**The request:** Skip the pictures and extract all of the lines exactly as written.

**Available records:**
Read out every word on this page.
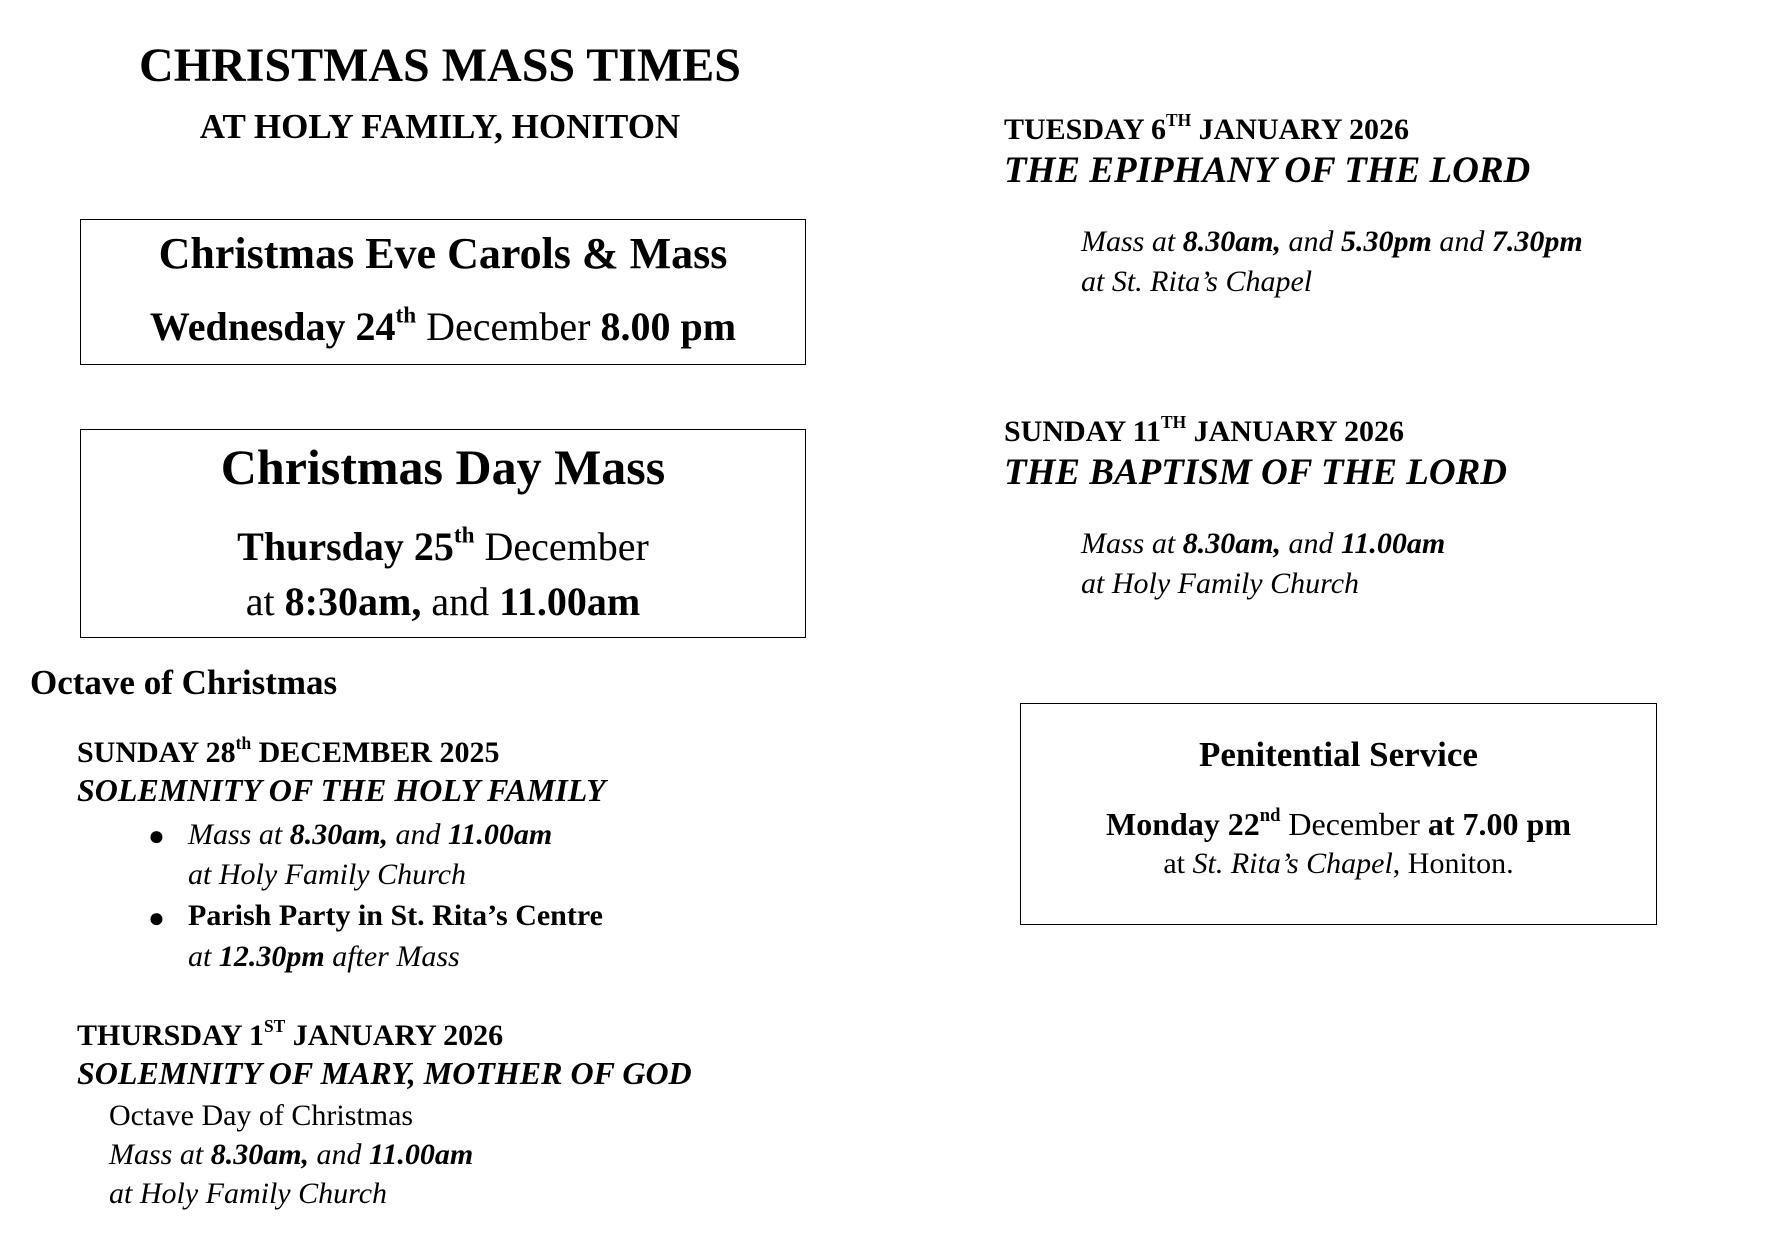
CHRISTMAS MASS TIMES
AT HOLY FAMILY, HONITON
Christmas Eve Carols & Mass
Wednesday 24th December 8.00 pm
Christmas Day Mass
Thursday 25th December
at 8:30am, and 11.00am
Octave of Christmas
SUNDAY 28th DECEMBER 2025
SOLEMNITY OF THE HOLY FAMILY
● Mass at 8.30am, and 11.00am
at Holy Family Church
● Parish Party in St. Rita’s Centre
at 12.30pm after Mass
THURSDAY 1ST JANUARY 2026
SOLEMNITY OF MARY, MOTHER OF GOD
Octave Day of Christmas
Mass at 8.30am, and 11.00am
at Holy Family Church
TUESDAY 6TH JANUARY 2026
THE EPIPHANY OF THE LORD
Mass at 8.30am, and 5.30pm and 7.30pm
at St. Rita’s Chapel
SUNDAY 11TH JANUARY 2026
THE BAPTISM OF THE LORD
Mass at 8.30am, and 11.00am
at Holy Family Church
Penitential Service
Monday 22nd December at 7.00 pm
at St. Rita’s Chapel, Honiton.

**Solution:**
Read out every word on this page.
CHRISTMAS MASS TIMES
AT HOLY FAMILY, HONITON
Christmas Eve Carols & Mass
Wednesday 24th December 8.00 pm
Christmas Day Mass
Thursday 25th December
at 8:30am, and 11.00am
Octave of Christmas
SUNDAY 28th DECEMBER 2025
SOLEMNITY OF THE HOLY FAMILY
● Mass at 8.30am, and 11.00am
at Holy Family Church
● Parish Party in St. Rita’s Centre
at 12.30pm after Mass
THURSDAY 1ST JANUARY 2026
SOLEMNITY OF MARY, MOTHER OF GOD
Octave Day of Christmas
Mass at 8.30am, and 11.00am
at Holy Family Church
TUESDAY 6TH JANUARY 2026
THE EPIPHANY OF THE LORD
Mass at 8.30am, and 5.30pm and 7.30pm
at St. Rita’s Chapel
SUNDAY 11TH JANUARY 2026
THE BAPTISM OF THE LORD
Mass at 8.30am, and 11.00am
at Holy Family Church
Penitential Service
Monday 22nd December at 7.00 pm
at St. Rita’s Chapel, Honiton.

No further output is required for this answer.